» **EXERCISE DATA**:
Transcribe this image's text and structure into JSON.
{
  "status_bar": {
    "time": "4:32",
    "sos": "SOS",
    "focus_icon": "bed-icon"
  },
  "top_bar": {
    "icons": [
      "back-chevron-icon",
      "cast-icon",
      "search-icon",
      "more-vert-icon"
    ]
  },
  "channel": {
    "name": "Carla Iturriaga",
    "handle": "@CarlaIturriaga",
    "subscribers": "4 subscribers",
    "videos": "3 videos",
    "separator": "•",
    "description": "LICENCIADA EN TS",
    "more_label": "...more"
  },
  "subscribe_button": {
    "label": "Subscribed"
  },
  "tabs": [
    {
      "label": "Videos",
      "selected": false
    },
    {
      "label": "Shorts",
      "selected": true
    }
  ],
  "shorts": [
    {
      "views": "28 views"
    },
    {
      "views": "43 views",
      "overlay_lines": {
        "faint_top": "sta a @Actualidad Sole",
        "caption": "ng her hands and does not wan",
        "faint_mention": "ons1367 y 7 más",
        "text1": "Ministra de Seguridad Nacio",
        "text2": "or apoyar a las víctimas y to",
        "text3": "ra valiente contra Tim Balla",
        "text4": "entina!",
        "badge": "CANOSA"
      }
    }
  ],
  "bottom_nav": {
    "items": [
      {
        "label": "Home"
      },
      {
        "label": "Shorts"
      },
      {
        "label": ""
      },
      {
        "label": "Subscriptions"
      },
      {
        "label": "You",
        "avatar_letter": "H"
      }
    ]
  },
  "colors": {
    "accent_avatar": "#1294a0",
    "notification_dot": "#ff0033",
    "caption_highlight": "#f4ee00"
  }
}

» **PROBLEM**: Copy out every line of the data above, exactly as given.

» **REPLY TO THE EXERCISE**:
Transcribe this image's text and structure into JSON.
{
  "status_bar": {
    "time": "4:32",
    "sos": "SOS",
    "focus_icon": "bed-icon"
  },
  "top_bar": {
    "icons": [
      "back-chevron-icon",
      "cast-icon",
      "search-icon",
      "more-vert-icon"
    ]
  },
  "channel": {
    "name": "Carla Iturriaga",
    "handle": "@CarlaIturriaga",
    "subscribers": "4 subscribers",
    "videos": "3 videos",
    "separator": "•",
    "description": "LICENCIADA EN TS",
    "more_label": "...more"
  },
  "subscribe_button": {
    "label": "Subscribed"
  },
  "tabs": [
    {
      "label": "Videos",
      "selected": false
    },
    {
      "label": "Shorts",
      "selected": true
    }
  ],
  "shorts": [
    {
      "views": "28 views"
    },
    {
      "views": "43 views",
      "overlay_lines": {
        "faint_top": "sta a @Actualidad Sole",
        "caption": "ng her hands and does not wan",
        "faint_mention": "ons1367 y 7 más",
        "text1": "Ministra de Seguridad Nacio",
        "text2": "or apoyar a las víctimas y to",
        "text3": "ra valiente contra Tim Balla",
        "text4": "entina!",
        "badge": "CANOSA"
      }
    }
  ],
  "bottom_nav": {
    "items": [
      {
        "label": "Home"
      },
      {
        "label": "Shorts"
      },
      {
        "label": ""
      },
      {
        "label": "Subscriptions"
      },
      {
        "label": "You",
        "avatar_letter": "H"
      }
    ]
  },
  "colors": {
    "accent_avatar": "#1294a0",
    "notification_dot": "#ff0033",
    "caption_highlight": "#f4ee00"
  }
}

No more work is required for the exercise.